TASK DATA =
--------------------
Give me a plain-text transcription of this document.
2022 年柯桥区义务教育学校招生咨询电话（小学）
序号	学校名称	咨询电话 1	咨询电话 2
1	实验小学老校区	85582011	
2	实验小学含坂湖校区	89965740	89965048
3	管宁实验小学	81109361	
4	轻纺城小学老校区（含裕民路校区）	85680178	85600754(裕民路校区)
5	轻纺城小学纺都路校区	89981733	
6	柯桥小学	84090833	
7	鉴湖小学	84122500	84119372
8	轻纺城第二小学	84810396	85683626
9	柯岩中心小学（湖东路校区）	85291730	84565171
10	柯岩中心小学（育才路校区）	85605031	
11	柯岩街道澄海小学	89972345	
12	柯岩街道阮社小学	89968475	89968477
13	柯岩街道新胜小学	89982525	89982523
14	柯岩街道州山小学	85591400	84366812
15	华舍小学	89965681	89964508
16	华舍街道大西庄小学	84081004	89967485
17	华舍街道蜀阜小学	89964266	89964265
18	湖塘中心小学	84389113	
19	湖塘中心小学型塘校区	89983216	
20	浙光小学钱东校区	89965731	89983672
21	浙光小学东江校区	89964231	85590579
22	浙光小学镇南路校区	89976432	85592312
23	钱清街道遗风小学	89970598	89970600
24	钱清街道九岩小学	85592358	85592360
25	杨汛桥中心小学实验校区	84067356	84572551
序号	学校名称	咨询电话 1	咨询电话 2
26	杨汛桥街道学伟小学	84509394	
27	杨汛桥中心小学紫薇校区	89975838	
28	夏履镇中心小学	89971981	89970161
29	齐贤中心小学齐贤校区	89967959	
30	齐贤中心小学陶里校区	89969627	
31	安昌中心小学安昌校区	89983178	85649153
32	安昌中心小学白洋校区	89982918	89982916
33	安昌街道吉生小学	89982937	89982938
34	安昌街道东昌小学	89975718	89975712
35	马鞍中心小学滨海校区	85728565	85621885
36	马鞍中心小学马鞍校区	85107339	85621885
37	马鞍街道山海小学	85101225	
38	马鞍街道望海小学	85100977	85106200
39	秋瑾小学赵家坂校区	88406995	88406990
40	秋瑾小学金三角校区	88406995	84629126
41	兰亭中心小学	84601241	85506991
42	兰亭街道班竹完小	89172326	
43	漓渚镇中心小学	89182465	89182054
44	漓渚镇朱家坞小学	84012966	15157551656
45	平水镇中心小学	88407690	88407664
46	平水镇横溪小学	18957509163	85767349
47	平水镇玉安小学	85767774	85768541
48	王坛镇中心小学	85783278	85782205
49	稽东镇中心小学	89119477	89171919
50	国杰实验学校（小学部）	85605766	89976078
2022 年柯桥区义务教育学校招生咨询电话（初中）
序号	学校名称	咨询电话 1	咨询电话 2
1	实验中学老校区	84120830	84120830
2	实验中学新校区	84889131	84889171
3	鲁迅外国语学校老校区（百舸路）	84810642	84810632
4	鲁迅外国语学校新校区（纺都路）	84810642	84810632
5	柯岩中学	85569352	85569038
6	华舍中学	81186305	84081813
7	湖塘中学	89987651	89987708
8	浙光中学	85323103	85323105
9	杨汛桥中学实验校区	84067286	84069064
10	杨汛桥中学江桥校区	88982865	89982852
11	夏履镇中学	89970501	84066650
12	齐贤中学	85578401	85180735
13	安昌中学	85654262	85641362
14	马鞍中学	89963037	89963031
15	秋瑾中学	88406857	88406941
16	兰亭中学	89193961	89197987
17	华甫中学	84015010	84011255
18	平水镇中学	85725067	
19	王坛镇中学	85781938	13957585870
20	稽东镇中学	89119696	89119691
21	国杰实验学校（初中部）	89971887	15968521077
--------------------
TASK TO COMPLETE = Make an exact copy of the listing, including every line.

EXERCISE RESULT =
Give me a plain-text transcription of this document.
2022 年柯桥区义务教育学校招生咨询电话（小学）
序号	学校名称	咨询电话 1	咨询电话 2
1	实验小学老校区	85582011	
2	实验小学含坂湖校区	89965740	89965048
3	管宁实验小学	81109361	
4	轻纺城小学老校区（含裕民路校区）	85680178	85600754(裕民路校区)
5	轻纺城小学纺都路校区	89981733	
6	柯桥小学	84090833	
7	鉴湖小学	84122500	84119372
8	轻纺城第二小学	84810396	85683626
9	柯岩中心小学（湖东路校区）	85291730	84565171
10	柯岩中心小学（育才路校区）	85605031	
11	柯岩街道澄海小学	89972345	
12	柯岩街道阮社小学	89968475	89968477
13	柯岩街道新胜小学	89982525	89982523
14	柯岩街道州山小学	85591400	84366812
15	华舍小学	89965681	89964508
16	华舍街道大西庄小学	84081004	89967485
17	华舍街道蜀阜小学	89964266	89964265
18	湖塘中心小学	84389113	
19	湖塘中心小学型塘校区	89983216	
20	浙光小学钱东校区	89965731	89983672
21	浙光小学东江校区	89964231	85590579
22	浙光小学镇南路校区	89976432	85592312
23	钱清街道遗风小学	89970598	89970600
24	钱清街道九岩小学	85592358	85592360
25	杨汛桥中心小学实验校区	84067356	84572551
序号	学校名称	咨询电话 1	咨询电话 2
26	杨汛桥街道学伟小学	84509394	
27	杨汛桥中心小学紫薇校区	89975838	
28	夏履镇中心小学	89971981	89970161
29	齐贤中心小学齐贤校区	89967959	
30	齐贤中心小学陶里校区	89969627	
31	安昌中心小学安昌校区	89983178	85649153
32	安昌中心小学白洋校区	89982918	89982916
33	安昌街道吉生小学	89982937	89982938
34	安昌街道东昌小学	89975718	89975712
35	马鞍中心小学滨海校区	85728565	85621885
36	马鞍中心小学马鞍校区	85107339	85621885
37	马鞍街道山海小学	85101225	
38	马鞍街道望海小学	85100977	85106200
39	秋瑾小学赵家坂校区	88406995	88406990
40	秋瑾小学金三角校区	88406995	84629126
41	兰亭中心小学	84601241	85506991
42	兰亭街道班竹完小	89172326	
43	漓渚镇中心小学	89182465	89182054
44	漓渚镇朱家坞小学	84012966	15157551656
45	平水镇中心小学	88407690	88407664
46	平水镇横溪小学	18957509163	85767349
47	平水镇玉安小学	85767774	85768541
48	王坛镇中心小学	85783278	85782205
49	稽东镇中心小学	89119477	89171919
50	国杰实验学校（小学部）	85605766	89976078
2022 年柯桥区义务教育学校招生咨询电话（初中）
序号	学校名称	咨询电话 1	咨询电话 2
1	实验中学老校区	84120830	84120830
2	实验中学新校区	84889131	84889171
3	鲁迅外国语学校老校区（百舸路）	84810642	84810632
4	鲁迅外国语学校新校区（纺都路）	84810642	84810632
5	柯岩中学	85569352	85569038
6	华舍中学	81186305	84081813
7	湖塘中学	89987651	89987708
8	浙光中学	85323103	85323105
9	杨汛桥中学实验校区	84067286	84069064
10	杨汛桥中学江桥校区	88982865	89982852
11	夏履镇中学	89970501	84066650
12	齐贤中学	85578401	85180735
13	安昌中学	85654262	85641362
14	马鞍中学	89963037	89963031
15	秋瑾中学	88406857	88406941
16	兰亭中学	89193961	89197987
17	华甫中学	84015010	84011255
18	平水镇中学	85725067	
19	王坛镇中学	85781938	13957585870
20	稽东镇中学	89119696	89119691
21	国杰实验学校（初中部）	89971887	15968521077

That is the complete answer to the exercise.